> [To be done]
Output the entries verbatim, including every line.

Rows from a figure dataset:
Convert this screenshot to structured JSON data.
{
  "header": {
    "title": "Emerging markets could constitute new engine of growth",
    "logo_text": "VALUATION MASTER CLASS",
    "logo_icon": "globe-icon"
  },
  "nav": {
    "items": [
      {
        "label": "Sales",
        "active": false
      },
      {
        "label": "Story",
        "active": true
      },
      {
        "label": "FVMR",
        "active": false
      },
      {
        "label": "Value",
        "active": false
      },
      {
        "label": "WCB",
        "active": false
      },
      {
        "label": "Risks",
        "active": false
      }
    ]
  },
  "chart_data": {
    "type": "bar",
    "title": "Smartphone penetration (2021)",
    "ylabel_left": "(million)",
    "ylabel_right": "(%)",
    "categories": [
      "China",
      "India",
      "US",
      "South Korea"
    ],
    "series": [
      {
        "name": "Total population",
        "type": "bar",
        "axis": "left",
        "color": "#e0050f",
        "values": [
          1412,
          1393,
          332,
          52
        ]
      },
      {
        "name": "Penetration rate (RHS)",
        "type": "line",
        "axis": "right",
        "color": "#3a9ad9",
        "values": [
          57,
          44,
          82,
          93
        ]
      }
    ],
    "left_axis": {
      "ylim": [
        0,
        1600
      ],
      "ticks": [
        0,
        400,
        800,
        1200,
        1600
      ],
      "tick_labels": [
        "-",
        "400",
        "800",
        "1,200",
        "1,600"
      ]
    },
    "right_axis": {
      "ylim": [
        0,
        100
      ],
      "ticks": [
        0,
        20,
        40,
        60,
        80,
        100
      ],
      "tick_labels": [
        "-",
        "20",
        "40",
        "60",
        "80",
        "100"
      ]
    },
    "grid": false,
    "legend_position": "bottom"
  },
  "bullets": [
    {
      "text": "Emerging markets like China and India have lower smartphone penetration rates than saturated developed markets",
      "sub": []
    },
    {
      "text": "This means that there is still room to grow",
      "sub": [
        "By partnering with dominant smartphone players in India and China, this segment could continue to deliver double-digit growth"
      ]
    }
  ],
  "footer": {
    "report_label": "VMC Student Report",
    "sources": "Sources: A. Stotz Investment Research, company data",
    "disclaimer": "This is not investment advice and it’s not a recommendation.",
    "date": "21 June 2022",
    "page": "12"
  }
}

> [Completed task]
Convert this screenshot to structured JSON data.
{
  "header": {
    "title": "Emerging markets could constitute new engine of growth",
    "logo_text": "VALUATION MASTER CLASS",
    "logo_icon": "globe-icon"
  },
  "nav": {
    "items": [
      {
        "label": "Sales",
        "active": false
      },
      {
        "label": "Story",
        "active": true
      },
      {
        "label": "FVMR",
        "active": false
      },
      {
        "label": "Value",
        "active": false
      },
      {
        "label": "WCB",
        "active": false
      },
      {
        "label": "Risks",
        "active": false
      }
    ]
  },
  "chart_data": {
    "type": "bar",
    "title": "Smartphone penetration (2021)",
    "ylabel_left": "(million)",
    "ylabel_right": "(%)",
    "categories": [
      "China",
      "India",
      "US",
      "South Korea"
    ],
    "series": [
      {
        "name": "Total population",
        "type": "bar",
        "axis": "left",
        "color": "#e0050f",
        "values": [
          1412,
          1393,
          332,
          52
        ]
      },
      {
        "name": "Penetration rate (RHS)",
        "type": "line",
        "axis": "right",
        "color": "#3a9ad9",
        "values": [
          57,
          44,
          82,
          93
        ]
      }
    ],
    "left_axis": {
      "ylim": [
        0,
        1600
      ],
      "ticks": [
        0,
        400,
        800,
        1200,
        1600
      ],
      "tick_labels": [
        "-",
        "400",
        "800",
        "1,200",
        "1,600"
      ]
    },
    "right_axis": {
      "ylim": [
        0,
        100
      ],
      "ticks": [
        0,
        20,
        40,
        60,
        80,
        100
      ],
      "tick_labels": [
        "-",
        "20",
        "40",
        "60",
        "80",
        "100"
      ]
    },
    "grid": false,
    "legend_position": "bottom"
  },
  "bullets": [
    {
      "text": "Emerging markets like China and India have lower smartphone penetration rates than saturated developed markets",
      "sub": []
    },
    {
      "text": "This means that there is still room to grow",
      "sub": [
        "By partnering with dominant smartphone players in India and China, this segment could continue to deliver double-digit growth"
      ]
    }
  ],
  "footer": {
    "report_label": "VMC Student Report",
    "sources": "Sources: A. Stotz Investment Research, company data",
    "disclaimer": "This is not investment advice and it’s not a recommendation.",
    "date": "21 June 2022",
    "page": "12"
  }
}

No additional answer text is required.